◆ **Prompt**: Please output the lines shown below exactly as they appear.

◆ **Data entries**:
(begin)

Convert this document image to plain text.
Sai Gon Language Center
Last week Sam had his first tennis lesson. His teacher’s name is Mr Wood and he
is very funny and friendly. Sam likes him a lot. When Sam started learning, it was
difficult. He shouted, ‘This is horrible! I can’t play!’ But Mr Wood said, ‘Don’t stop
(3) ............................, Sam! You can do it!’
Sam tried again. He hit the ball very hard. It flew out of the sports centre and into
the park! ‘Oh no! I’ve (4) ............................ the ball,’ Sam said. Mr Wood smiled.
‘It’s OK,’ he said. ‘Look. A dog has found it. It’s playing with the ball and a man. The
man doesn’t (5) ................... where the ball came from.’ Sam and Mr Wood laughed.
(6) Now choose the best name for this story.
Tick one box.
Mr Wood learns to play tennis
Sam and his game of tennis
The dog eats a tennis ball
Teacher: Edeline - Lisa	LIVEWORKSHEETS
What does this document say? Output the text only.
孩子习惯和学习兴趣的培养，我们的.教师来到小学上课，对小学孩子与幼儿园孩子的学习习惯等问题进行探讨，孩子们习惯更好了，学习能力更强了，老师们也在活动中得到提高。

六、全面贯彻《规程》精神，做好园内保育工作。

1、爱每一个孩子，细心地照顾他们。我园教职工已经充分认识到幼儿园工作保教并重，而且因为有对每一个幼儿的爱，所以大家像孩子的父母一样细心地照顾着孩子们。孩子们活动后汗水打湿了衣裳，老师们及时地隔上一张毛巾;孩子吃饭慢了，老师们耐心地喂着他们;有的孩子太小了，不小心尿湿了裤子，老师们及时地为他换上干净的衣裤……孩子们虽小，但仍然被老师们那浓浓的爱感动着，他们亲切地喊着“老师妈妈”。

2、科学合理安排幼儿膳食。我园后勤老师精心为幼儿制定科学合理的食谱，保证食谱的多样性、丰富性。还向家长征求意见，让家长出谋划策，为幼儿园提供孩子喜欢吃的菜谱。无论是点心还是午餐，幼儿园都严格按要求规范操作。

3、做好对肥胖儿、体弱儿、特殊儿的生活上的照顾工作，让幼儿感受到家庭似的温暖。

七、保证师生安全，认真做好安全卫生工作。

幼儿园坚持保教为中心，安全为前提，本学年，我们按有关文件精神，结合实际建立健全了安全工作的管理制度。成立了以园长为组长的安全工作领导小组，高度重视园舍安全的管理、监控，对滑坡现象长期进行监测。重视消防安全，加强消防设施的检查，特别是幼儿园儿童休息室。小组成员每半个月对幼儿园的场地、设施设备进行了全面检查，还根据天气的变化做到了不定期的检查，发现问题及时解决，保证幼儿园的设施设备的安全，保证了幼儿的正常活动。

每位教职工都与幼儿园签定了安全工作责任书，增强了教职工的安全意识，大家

(end)

◆ **Exercise solution**:
Convert this document image to plain text.
Sai Gon Language Center
Last week Sam had his first tennis lesson. His teacher’s name is Mr Wood and he
is very funny and friendly. Sam likes him a lot. When Sam started learning, it was
difficult. He shouted, ‘This is horrible! I can’t play!’ But Mr Wood said, ‘Don’t stop
(3) ............................, Sam! You can do it!’
Sam tried again. He hit the ball very hard. It flew out of the sports centre and into
the park! ‘Oh no! I’ve (4) ............................ the ball,’ Sam said. Mr Wood smiled.
‘It’s OK,’ he said. ‘Look. A dog has found it. It’s playing with the ball and a man. The
man doesn’t (5) ................... where the ball came from.’ Sam and Mr Wood laughed.
(6) Now choose the best name for this story.
Tick one box.
Mr Wood learns to play tennis
Sam and his game of tennis
The dog eats a tennis ball
Teacher: Edeline - Lisa	LIVEWORKSHEETS
What does this document say? Output the text only.
孩子习惯和学习兴趣的培养，我们的.教师来到小学上课，对小学孩子与幼儿园孩子的学习习惯等问题进行探讨，孩子们习惯更好了，学习能力更强了，老师们也在活动中得到提高。

六、全面贯彻《规程》精神，做好园内保育工作。

1、爱每一个孩子，细心地照顾他们。我园教职工已经充分认识到幼儿园工作保教并重，而且因为有对每一个幼儿的爱，所以大家像孩子的父母一样细心地照顾着孩子们。孩子们活动后汗水打湿了衣裳，老师们及时地隔上一张毛巾;孩子吃饭慢了，老师们耐心地喂着他们;有的孩子太小了，不小心尿湿了裤子，老师们及时地为他换上干净的衣裤……孩子们虽小，但仍然被老师们那浓浓的爱感动着，他们亲切地喊着“老师妈妈”。

2、科学合理安排幼儿膳食。我园后勤老师精心为幼儿制定科学合理的食谱，保证食谱的多样性、丰富性。还向家长征求意见，让家长出谋划策，为幼儿园提供孩子喜欢吃的菜谱。无论是点心还是午餐，幼儿园都严格按要求规范操作。

3、做好对肥胖儿、体弱儿、特殊儿的生活上的照顾工作，让幼儿感受到家庭似的温暖。

七、保证师生安全，认真做好安全卫生工作。

幼儿园坚持保教为中心，安全为前提，本学年，我们按有关文件精神，结合实际建立健全了安全工作的管理制度。成立了以园长为组长的安全工作领导小组，高度重视园舍安全的管理、监控，对滑坡现象长期进行监测。重视消防安全，加强消防设施的检查，特别是幼儿园儿童休息室。小组成员每半个月对幼儿园的场地、设施设备进行了全面检查，还根据天气的变化做到了不定期的检查，发现问题及时解决，保证幼儿园的设施设备的安全，保证了幼儿的正常活动。

每位教职工都与幼儿园签定了安全工作责任书，增强了教职工的安全意识，大家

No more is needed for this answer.